Directive >> Transcribe the material below exactly as it appears.

Saved data entries >>
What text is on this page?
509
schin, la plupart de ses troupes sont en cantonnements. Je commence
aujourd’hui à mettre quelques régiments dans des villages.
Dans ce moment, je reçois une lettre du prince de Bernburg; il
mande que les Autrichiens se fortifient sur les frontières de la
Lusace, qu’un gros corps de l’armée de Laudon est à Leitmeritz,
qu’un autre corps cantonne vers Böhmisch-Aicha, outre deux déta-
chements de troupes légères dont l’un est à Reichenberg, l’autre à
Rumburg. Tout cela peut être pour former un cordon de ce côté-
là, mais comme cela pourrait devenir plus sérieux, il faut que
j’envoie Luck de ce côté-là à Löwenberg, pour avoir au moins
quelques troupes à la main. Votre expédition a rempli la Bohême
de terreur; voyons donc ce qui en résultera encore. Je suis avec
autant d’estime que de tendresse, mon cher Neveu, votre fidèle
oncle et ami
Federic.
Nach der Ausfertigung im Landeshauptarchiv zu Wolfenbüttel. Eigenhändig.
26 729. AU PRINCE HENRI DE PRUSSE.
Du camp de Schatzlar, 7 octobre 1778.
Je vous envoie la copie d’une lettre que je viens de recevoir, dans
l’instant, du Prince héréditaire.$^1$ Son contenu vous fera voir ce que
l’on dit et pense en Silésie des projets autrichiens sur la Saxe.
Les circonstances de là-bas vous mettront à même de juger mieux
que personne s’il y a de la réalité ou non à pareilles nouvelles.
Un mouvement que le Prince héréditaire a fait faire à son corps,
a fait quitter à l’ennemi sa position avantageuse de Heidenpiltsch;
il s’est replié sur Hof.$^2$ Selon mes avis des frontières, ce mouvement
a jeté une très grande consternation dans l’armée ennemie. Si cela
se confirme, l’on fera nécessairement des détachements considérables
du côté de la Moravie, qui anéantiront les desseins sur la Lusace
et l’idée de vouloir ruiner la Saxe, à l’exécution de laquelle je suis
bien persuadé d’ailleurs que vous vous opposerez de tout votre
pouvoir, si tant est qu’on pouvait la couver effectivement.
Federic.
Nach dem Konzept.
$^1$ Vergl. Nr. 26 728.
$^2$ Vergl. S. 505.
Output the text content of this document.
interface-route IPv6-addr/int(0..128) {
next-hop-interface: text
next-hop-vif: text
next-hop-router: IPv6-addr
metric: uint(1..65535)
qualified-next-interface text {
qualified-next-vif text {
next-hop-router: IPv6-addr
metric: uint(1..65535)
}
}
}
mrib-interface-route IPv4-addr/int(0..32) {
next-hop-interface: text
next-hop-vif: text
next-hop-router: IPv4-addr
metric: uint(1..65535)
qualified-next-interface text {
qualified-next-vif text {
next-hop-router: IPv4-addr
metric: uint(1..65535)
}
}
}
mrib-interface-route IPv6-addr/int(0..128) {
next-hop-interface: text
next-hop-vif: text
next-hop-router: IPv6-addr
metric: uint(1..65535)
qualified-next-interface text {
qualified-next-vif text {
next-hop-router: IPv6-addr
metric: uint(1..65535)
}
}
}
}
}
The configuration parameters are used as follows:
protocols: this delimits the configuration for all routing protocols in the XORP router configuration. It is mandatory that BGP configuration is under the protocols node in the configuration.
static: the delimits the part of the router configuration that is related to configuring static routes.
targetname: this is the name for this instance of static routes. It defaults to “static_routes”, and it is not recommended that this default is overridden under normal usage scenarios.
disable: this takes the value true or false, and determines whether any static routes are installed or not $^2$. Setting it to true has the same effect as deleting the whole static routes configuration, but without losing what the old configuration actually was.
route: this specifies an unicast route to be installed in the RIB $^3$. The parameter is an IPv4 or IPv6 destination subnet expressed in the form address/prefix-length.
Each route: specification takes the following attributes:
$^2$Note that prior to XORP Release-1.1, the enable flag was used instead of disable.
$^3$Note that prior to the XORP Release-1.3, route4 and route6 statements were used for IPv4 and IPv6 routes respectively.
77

Complete answer >>
What text is on this page?
509
schin, la plupart de ses troupes sont en cantonnements. Je commence
aujourd’hui à mettre quelques régiments dans des villages.
Dans ce moment, je reçois une lettre du prince de Bernburg; il
mande que les Autrichiens se fortifient sur les frontières de la
Lusace, qu’un gros corps de l’armée de Laudon est à Leitmeritz,
qu’un autre corps cantonne vers Böhmisch-Aicha, outre deux déta-
chements de troupes légères dont l’un est à Reichenberg, l’autre à
Rumburg. Tout cela peut être pour former un cordon de ce côté-
là, mais comme cela pourrait devenir plus sérieux, il faut que
j’envoie Luck de ce côté-là à Löwenberg, pour avoir au moins
quelques troupes à la main. Votre expédition a rempli la Bohême
de terreur; voyons donc ce qui en résultera encore. Je suis avec
autant d’estime que de tendresse, mon cher Neveu, votre fidèle
oncle et ami
Federic.
Nach der Ausfertigung im Landeshauptarchiv zu Wolfenbüttel. Eigenhändig.
26 729. AU PRINCE HENRI DE PRUSSE.
Du camp de Schatzlar, 7 octobre 1778.
Je vous envoie la copie d’une lettre que je viens de recevoir, dans
l’instant, du Prince héréditaire.$^1$ Son contenu vous fera voir ce que
l’on dit et pense en Silésie des projets autrichiens sur la Saxe.
Les circonstances de là-bas vous mettront à même de juger mieux
que personne s’il y a de la réalité ou non à pareilles nouvelles.
Un mouvement que le Prince héréditaire a fait faire à son corps,
a fait quitter à l’ennemi sa position avantageuse de Heidenpiltsch;
il s’est replié sur Hof.$^2$ Selon mes avis des frontières, ce mouvement
a jeté une très grande consternation dans l’armée ennemie. Si cela
se confirme, l’on fera nécessairement des détachements considérables
du côté de la Moravie, qui anéantiront les desseins sur la Lusace
et l’idée de vouloir ruiner la Saxe, à l’exécution de laquelle je suis
bien persuadé d’ailleurs que vous vous opposerez de tout votre
pouvoir, si tant est qu’on pouvait la couver effectivement.
Federic.
Nach dem Konzept.
$^1$ Vergl. Nr. 26 728.
$^2$ Vergl. S. 505.
Output the text content of this document.
interface-route IPv6-addr/int(0..128) {
next-hop-interface: text
next-hop-vif: text
next-hop-router: IPv6-addr
metric: uint(1..65535)
qualified-next-interface text {
qualified-next-vif text {
next-hop-router: IPv6-addr
metric: uint(1..65535)
}
}
}
mrib-interface-route IPv4-addr/int(0..32) {
next-hop-interface: text
next-hop-vif: text
next-hop-router: IPv4-addr
metric: uint(1..65535)
qualified-next-interface text {
qualified-next-vif text {
next-hop-router: IPv4-addr
metric: uint(1..65535)
}
}
}
mrib-interface-route IPv6-addr/int(0..128) {
next-hop-interface: text
next-hop-vif: text
next-hop-router: IPv6-addr
metric: uint(1..65535)
qualified-next-interface text {
qualified-next-vif text {
next-hop-router: IPv6-addr
metric: uint(1..65535)
}
}
}
}
}
The configuration parameters are used as follows:
protocols: this delimits the configuration for all routing protocols in the XORP router configuration. It is mandatory that BGP configuration is under the protocols node in the configuration.
static: the delimits the part of the router configuration that is related to configuring static routes.
targetname: this is the name for this instance of static routes. It defaults to “static_routes”, and it is not recommended that this default is overridden under normal usage scenarios.
disable: this takes the value true or false, and determines whether any static routes are installed or not $^2$. Setting it to true has the same effect as deleting the whole static routes configuration, but without losing what the old configuration actually was.
route: this specifies an unicast route to be installed in the RIB $^3$. The parameter is an IPv4 or IPv6 destination subnet expressed in the form address/prefix-length.
Each route: specification takes the following attributes:
$^2$Note that prior to XORP Release-1.1, the enable flag was used instead of disable.
$^3$Note that prior to the XORP Release-1.3, route4 and route6 statements were used for IPv4 and IPv6 routes respectively.
77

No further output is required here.